**What needs to be done**: Pull every line with the word "marker" out of the entries below.

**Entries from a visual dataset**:
__________________________________________________
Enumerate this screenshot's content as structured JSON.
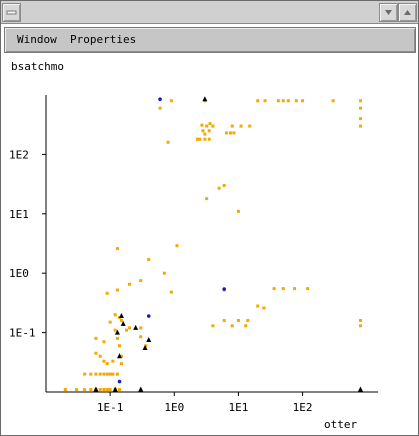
{
  "window": {
    "title": ""
  },
  "menu": {
    "items": [
      {
        "label": "Window"
      },
      {
        "label": "Properties"
      }
    ]
  },
  "chart_data": {
    "type": "scatter",
    "title": "bsatchmo",
    "xlabel": "otter",
    "ylabel": "",
    "xscale": "log",
    "yscale": "log",
    "xticks": [
      "1E-1",
      "1E0",
      "1E1",
      "1E2"
    ],
    "yticks": [
      "1E-1",
      "1E0",
      "1E1",
      "1E2"
    ],
    "xlim": [
      0.01,
      1500
    ],
    "ylim": [
      0.01,
      1000
    ],
    "grid": false,
    "colors": {
      "orange": "#f5a800",
      "blue": "#1a1acc",
      "black": "#000000"
    },
    "series": [
      {
        "marker": "square",
        "color": "#f5a800",
        "points": [
          [
            0.6,
            600
          ],
          [
            0.9,
            800
          ],
          [
            3.0,
            800
          ],
          [
            20,
            800
          ],
          [
            26,
            800
          ],
          [
            42,
            800
          ],
          [
            50,
            800
          ],
          [
            60,
            800
          ],
          [
            80,
            800
          ],
          [
            100,
            800
          ],
          [
            300,
            800
          ],
          [
            800,
            800
          ],
          [
            800,
            600
          ],
          [
            0.8,
            160
          ],
          [
            2.3,
            180
          ],
          [
            2.5,
            180
          ],
          [
            3.0,
            180
          ],
          [
            3.5,
            180
          ],
          [
            3.0,
            220
          ],
          [
            2.8,
            250
          ],
          [
            3.5,
            250
          ],
          [
            3.2,
            300
          ],
          [
            2.7,
            310
          ],
          [
            3.6,
            330
          ],
          [
            4.0,
            300
          ],
          [
            6.5,
            230
          ],
          [
            7.5,
            230
          ],
          [
            8.5,
            230
          ],
          [
            8.0,
            300
          ],
          [
            11,
            300
          ],
          [
            15,
            300
          ],
          [
            800,
            400
          ],
          [
            800,
            300
          ],
          [
            5,
            27
          ],
          [
            6,
            30
          ],
          [
            3.2,
            18
          ],
          [
            10,
            11
          ],
          [
            0.13,
            2.6
          ],
          [
            1.1,
            2.9
          ],
          [
            0.4,
            1.7
          ],
          [
            0.3,
            0.75
          ],
          [
            0.7,
            1.0
          ],
          [
            0.9,
            0.48
          ],
          [
            0.13,
            0.52
          ],
          [
            0.2,
            0.65
          ],
          [
            0.09,
            0.46
          ],
          [
            6,
            0.52
          ],
          [
            20,
            0.28
          ],
          [
            25,
            0.26
          ],
          [
            36,
            0.55
          ],
          [
            50,
            0.55
          ],
          [
            75,
            0.55
          ],
          [
            120,
            0.55
          ],
          [
            0.12,
            0.2
          ],
          [
            0.14,
            0.18
          ],
          [
            0.1,
            0.15
          ],
          [
            0.15,
            0.16
          ],
          [
            0.2,
            0.12
          ],
          [
            0.18,
            0.11
          ],
          [
            0.12,
            0.11
          ],
          [
            0.3,
            0.12
          ],
          [
            4,
            0.13
          ],
          [
            6,
            0.16
          ],
          [
            8,
            0.13
          ],
          [
            10,
            0.16
          ],
          [
            13,
            0.13
          ],
          [
            14,
            0.16
          ],
          [
            800,
            0.16
          ],
          [
            800,
            0.13
          ],
          [
            0.06,
            0.08
          ],
          [
            0.08,
            0.07
          ],
          [
            0.13,
            0.08
          ],
          [
            0.14,
            0.06
          ],
          [
            0.3,
            0.085
          ],
          [
            0.36,
            0.06
          ],
          [
            0.06,
            0.045
          ],
          [
            0.07,
            0.04
          ],
          [
            0.08,
            0.033
          ],
          [
            0.09,
            0.03
          ],
          [
            0.11,
            0.033
          ],
          [
            0.15,
            0.04
          ],
          [
            0.04,
            0.02
          ],
          [
            0.05,
            0.02
          ],
          [
            0.06,
            0.02
          ],
          [
            0.07,
            0.02
          ],
          [
            0.08,
            0.02
          ],
          [
            0.09,
            0.02
          ],
          [
            0.1,
            0.02
          ],
          [
            0.11,
            0.02
          ],
          [
            0.13,
            0.02
          ],
          [
            0.15,
            0.03
          ],
          [
            0.02,
            0.011
          ],
          [
            0.03,
            0.011
          ],
          [
            0.04,
            0.011
          ],
          [
            0.05,
            0.011
          ],
          [
            0.06,
            0.011
          ],
          [
            0.07,
            0.011
          ],
          [
            0.08,
            0.011
          ],
          [
            0.09,
            0.011
          ],
          [
            0.1,
            0.011
          ],
          [
            0.12,
            0.011
          ],
          [
            0.14,
            0.011
          ]
        ]
      },
      {
        "marker": "dot",
        "color": "#1a1acc",
        "points": [
          [
            0.6,
            850
          ],
          [
            6.0,
            0.54
          ],
          [
            0.4,
            0.19
          ],
          [
            0.14,
            0.015
          ]
        ]
      },
      {
        "marker": "triangle",
        "color": "#000000",
        "points": [
          [
            3.0,
            850
          ],
          [
            0.15,
            0.19
          ],
          [
            0.16,
            0.14
          ],
          [
            0.14,
            0.04
          ],
          [
            0.4,
            0.075
          ],
          [
            0.35,
            0.055
          ],
          [
            0.12,
            0.011
          ],
          [
            0.06,
            0.011
          ],
          [
            0.3,
            0.011
          ],
          [
            800,
            0.011
          ],
          [
            0.25,
            0.12
          ],
          [
            0.13,
            0.1
          ]
        ]
      }
    ]
  }
}
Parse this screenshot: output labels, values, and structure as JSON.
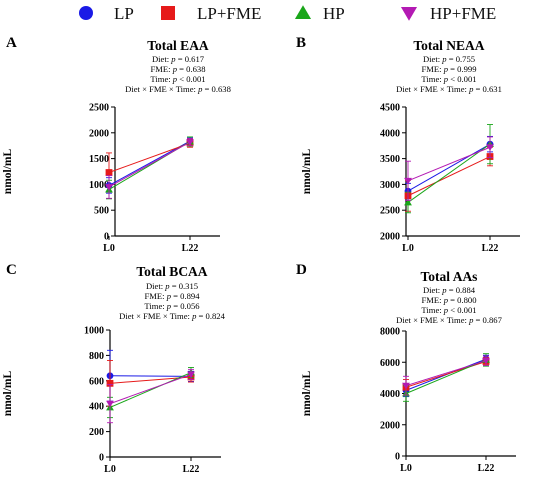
{
  "legend": [
    {
      "label": "LP",
      "color": "#1a1ae6",
      "marker": "circle"
    },
    {
      "label": "LP+FME",
      "color": "#e61a1a",
      "marker": "square"
    },
    {
      "label": "HP",
      "color": "#1aa61a",
      "marker": "triangle-up"
    },
    {
      "label": "HP+FME",
      "color": "#b31ab3",
      "marker": "triangle-down"
    }
  ],
  "chart_data": [
    {
      "type": "line",
      "panel_letter": "A",
      "title": "Total EAA",
      "stats": [
        {
          "label": "Diet: ",
          "p": "p",
          "value": " = 0.617"
        },
        {
          "label": "FME: ",
          "p": "p",
          "value": " = 0.638"
        },
        {
          "label": "Time: ",
          "p": "p",
          "value": " < 0.001"
        },
        {
          "label": "Diet × FME × Time: ",
          "p": "p",
          "value": " = 0.638"
        }
      ],
      "ylabel": "nmol/mL",
      "categories": [
        "L0",
        "L22"
      ],
      "ylim": [
        0,
        2500
      ],
      "yticks": [
        0,
        500,
        1000,
        1500,
        2000,
        2500
      ],
      "series": [
        {
          "name": "LP",
          "values": [
            980,
            1840
          ],
          "err": [
            150,
            60
          ]
        },
        {
          "name": "LP+FME",
          "values": [
            1230,
            1800
          ],
          "err": [
            380,
            80
          ]
        },
        {
          "name": "HP",
          "values": [
            900,
            1830
          ],
          "err": [
            180,
            90
          ]
        },
        {
          "name": "HP+FME",
          "values": [
            950,
            1820
          ],
          "err": [
            220,
            70
          ]
        }
      ]
    },
    {
      "type": "line",
      "panel_letter": "B",
      "title": "Total NEAA",
      "stats": [
        {
          "label": "Diet: ",
          "p": "p",
          "value": " = 0.755"
        },
        {
          "label": "FME: ",
          "p": "p",
          "value": " = 0.999"
        },
        {
          "label": "Time: ",
          "p": "p",
          "value": " < 0.001"
        },
        {
          "label": "Diet × FME × Time: ",
          "p": "p",
          "value": " = 0.631"
        }
      ],
      "ylabel": "nmol/mL",
      "categories": [
        "L0",
        "L22"
      ],
      "ylim": [
        2000,
        4500
      ],
      "yticks": [
        2000,
        2500,
        3000,
        3500,
        4000,
        4500
      ],
      "series": [
        {
          "name": "LP",
          "values": [
            2870,
            3780
          ],
          "err": [
            150,
            150
          ]
        },
        {
          "name": "LP+FME",
          "values": [
            2780,
            3540
          ],
          "err": [
            300,
            180
          ]
        },
        {
          "name": "HP",
          "values": [
            2650,
            3780
          ],
          "err": [
            200,
            380
          ]
        },
        {
          "name": "HP+FME",
          "values": [
            3070,
            3720
          ],
          "err": [
            380,
            200
          ]
        }
      ]
    },
    {
      "type": "line",
      "panel_letter": "C",
      "title": "Total BCAA",
      "stats": [
        {
          "label": "Diet: ",
          "p": "p",
          "value": " = 0.315"
        },
        {
          "label": "FME: ",
          "p": "p",
          "value": " = 0.894"
        },
        {
          "label": "Time: ",
          "p": "p",
          "value": " = 0.056"
        },
        {
          "label": "Diet × FME × Time: ",
          "p": "p",
          "value": " = 0.824"
        }
      ],
      "ylabel": "nmol/mL",
      "categories": [
        "L0",
        "L22"
      ],
      "ylim": [
        0,
        1000
      ],
      "yticks": [
        0,
        200,
        400,
        600,
        800,
        1000
      ],
      "series": [
        {
          "name": "LP",
          "values": [
            640,
            635
          ],
          "err": [
            200,
            40
          ]
        },
        {
          "name": "LP+FME",
          "values": [
            580,
            630
          ],
          "err": [
            180,
            40
          ]
        },
        {
          "name": "HP",
          "values": [
            390,
            665
          ],
          "err": [
            80,
            40
          ]
        },
        {
          "name": "HP+FME",
          "values": [
            420,
            650
          ],
          "err": [
            150,
            40
          ]
        }
      ]
    },
    {
      "type": "line",
      "panel_letter": "D",
      "title": "Total AAs",
      "stats": [
        {
          "label": "Diet: ",
          "p": "p",
          "value": " = 0.884"
        },
        {
          "label": "FME: ",
          "p": "p",
          "value": " = 0.800"
        },
        {
          "label": "Time: ",
          "p": "p",
          "value": " < 0.001"
        },
        {
          "label": "Diet × FME × Time: ",
          "p": "p",
          "value": " = 0.867"
        }
      ],
      "ylabel": "nmol/mL",
      "categories": [
        "L0",
        "L22"
      ],
      "ylim": [
        0,
        8000
      ],
      "yticks": [
        0,
        2000,
        4000,
        6000,
        8000
      ],
      "series": [
        {
          "name": "LP",
          "values": [
            4200,
            6200
          ],
          "err": [
            400,
            250
          ]
        },
        {
          "name": "LP+FME",
          "values": [
            4400,
            6050
          ],
          "err": [
            500,
            250
          ]
        },
        {
          "name": "HP",
          "values": [
            4000,
            6150
          ],
          "err": [
            500,
            400
          ]
        },
        {
          "name": "HP+FME",
          "values": [
            4500,
            6100
          ],
          "err": [
            600,
            300
          ]
        }
      ]
    }
  ]
}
__________________________________________________
**Solution to this task**:
        "marker": "square",
        "marker": "dot",
        "marker": "triangle",
      "marker": "circle"
      "marker": "square"
      "marker": "triangle-up"
      "marker": "triangle-down"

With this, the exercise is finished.